_SHORT PROBLEM_
Give back the full listing verbatim, apart from its images.

_RECORDS SUPPLIED_
——

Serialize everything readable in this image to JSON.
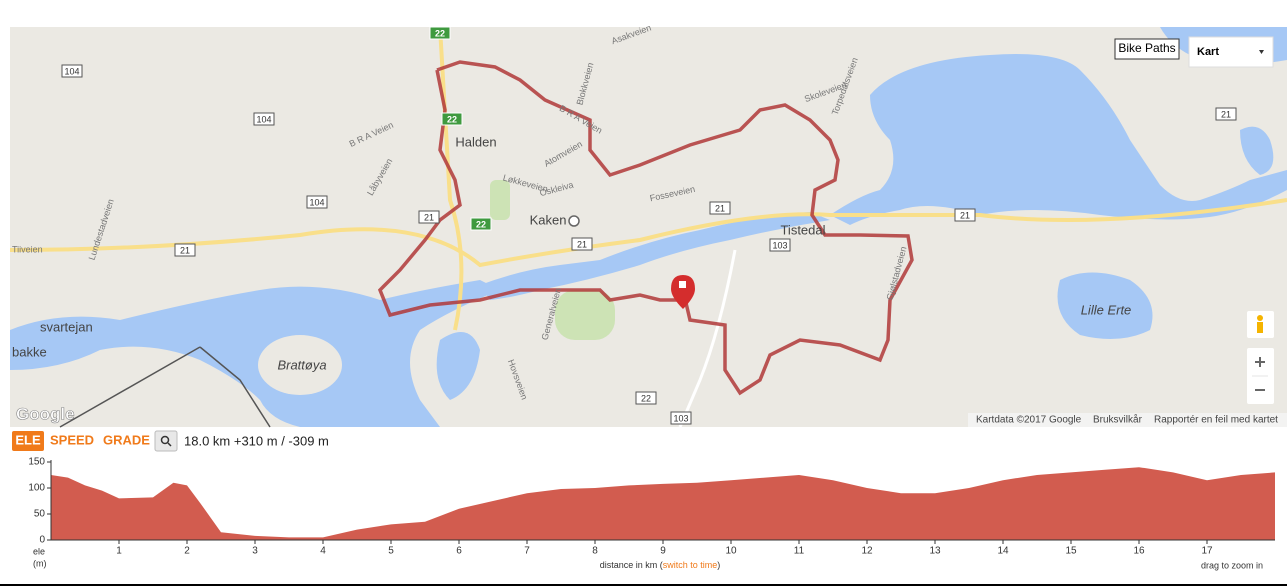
{
  "map": {
    "places": [
      "Halden",
      "Kaken",
      "Tistedal",
      "Brattøya",
      "Lille Erte",
      "svartejan",
      "bakke"
    ],
    "streets": [
      "Asakveien",
      "B R A Veien",
      "Blokkveien",
      "Skoleveien",
      "Torpedalsveien",
      "Atomveien",
      "Løkkeveien",
      "Oskleiva",
      "Fosseveien",
      "Lundestadveien",
      "Låbyveien",
      "Generalveien",
      "Hovsveien",
      "Gjølstadveien",
      "Tiiveien"
    ],
    "shields": [
      "22",
      "22",
      "22",
      "104",
      "104",
      "104",
      "21",
      "21",
      "21",
      "21",
      "21",
      "21",
      "103",
      "22",
      "103"
    ],
    "bike_paths": "Bike Paths",
    "map_type": "Kart",
    "logo": "Google",
    "attribution": [
      "Kartdata ©2017 Google",
      "Bruksvilkår",
      "Rapportér en feil med kartet"
    ]
  },
  "profile": {
    "tabs": [
      "ELE",
      "SPEED",
      "GRADE"
    ],
    "summary": "18.0 km +310 m / -309 m"
  },
  "chart_data": {
    "type": "area",
    "color": "#d25c4f",
    "x": [
      0,
      0.25,
      0.5,
      0.75,
      1,
      1.5,
      1.8,
      2,
      2.2,
      2.5,
      3,
      3.5,
      4,
      4.5,
      5,
      5.5,
      6,
      6.5,
      7,
      7.5,
      8,
      8.5,
      9,
      9.5,
      10,
      10.5,
      11,
      11.5,
      12,
      12.5,
      13,
      13.5,
      14,
      14.5,
      15,
      15.5,
      16,
      16.5,
      17,
      17.5,
      18
    ],
    "values": [
      125,
      120,
      105,
      95,
      80,
      82,
      110,
      105,
      70,
      15,
      8,
      5,
      5,
      20,
      30,
      35,
      60,
      75,
      90,
      98,
      100,
      105,
      108,
      110,
      115,
      120,
      125,
      115,
      100,
      90,
      90,
      100,
      115,
      125,
      130,
      135,
      140,
      130,
      115,
      125,
      130
    ],
    "xlim": [
      0,
      18
    ],
    "ylim": [
      0,
      150
    ],
    "xticks": [
      1,
      2,
      3,
      4,
      5,
      6,
      7,
      8,
      9,
      10,
      11,
      12,
      13,
      14,
      15,
      16,
      17
    ],
    "yticks": [
      0,
      50,
      100,
      150
    ],
    "y_label": "ele",
    "y_unit": "(m)",
    "x_label": [
      "distance in km (",
      "switch to time",
      ")"
    ],
    "hint": "drag to zoom in"
  }
}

——

_RESPONSE TO THIS EXERCISE_
Serialize everything readable in this image to JSON.
{
  "map": {
    "places": [
      "Halden",
      "Kaken",
      "Tistedal",
      "Brattøya",
      "Lille Erte",
      "svartejan",
      "bakke"
    ],
    "streets": [
      "Asakveien",
      "B R A Veien",
      "Blokkveien",
      "Skoleveien",
      "Torpedalsveien",
      "Atomveien",
      "Løkkeveien",
      "Oskleiva",
      "Fosseveien",
      "Lundestadveien",
      "Låbyveien",
      "Generalveien",
      "Hovsveien",
      "Gjølstadveien",
      "Tiiveien"
    ],
    "shields": [
      "22",
      "22",
      "22",
      "104",
      "104",
      "104",
      "21",
      "21",
      "21",
      "21",
      "21",
      "21",
      "103",
      "22",
      "103"
    ],
    "bike_paths": "Bike Paths",
    "map_type": "Kart",
    "logo": "Google",
    "attribution": [
      "Kartdata ©2017 Google",
      "Bruksvilkår",
      "Rapportér en feil med kartet"
    ]
  },
  "profile": {
    "tabs": [
      "ELE",
      "SPEED",
      "GRADE"
    ],
    "summary": "18.0 km +310 m / -309 m"
  },
  "chart_data": {
    "type": "area",
    "color": "#d25c4f",
    "x": [
      0,
      0.25,
      0.5,
      0.75,
      1,
      1.5,
      1.8,
      2,
      2.2,
      2.5,
      3,
      3.5,
      4,
      4.5,
      5,
      5.5,
      6,
      6.5,
      7,
      7.5,
      8,
      8.5,
      9,
      9.5,
      10,
      10.5,
      11,
      11.5,
      12,
      12.5,
      13,
      13.5,
      14,
      14.5,
      15,
      15.5,
      16,
      16.5,
      17,
      17.5,
      18
    ],
    "values": [
      125,
      120,
      105,
      95,
      80,
      82,
      110,
      105,
      70,
      15,
      8,
      5,
      5,
      20,
      30,
      35,
      60,
      75,
      90,
      98,
      100,
      105,
      108,
      110,
      115,
      120,
      125,
      115,
      100,
      90,
      90,
      100,
      115,
      125,
      130,
      135,
      140,
      130,
      115,
      125,
      130
    ],
    "xlim": [
      0,
      18
    ],
    "ylim": [
      0,
      150
    ],
    "xticks": [
      1,
      2,
      3,
      4,
      5,
      6,
      7,
      8,
      9,
      10,
      11,
      12,
      13,
      14,
      15,
      16,
      17
    ],
    "yticks": [
      0,
      50,
      100,
      150
    ],
    "y_label": "ele",
    "y_unit": "(m)",
    "x_label": [
      "distance in km (",
      "switch to time",
      ")"
    ],
    "hint": "drag to zoom in"
  }
}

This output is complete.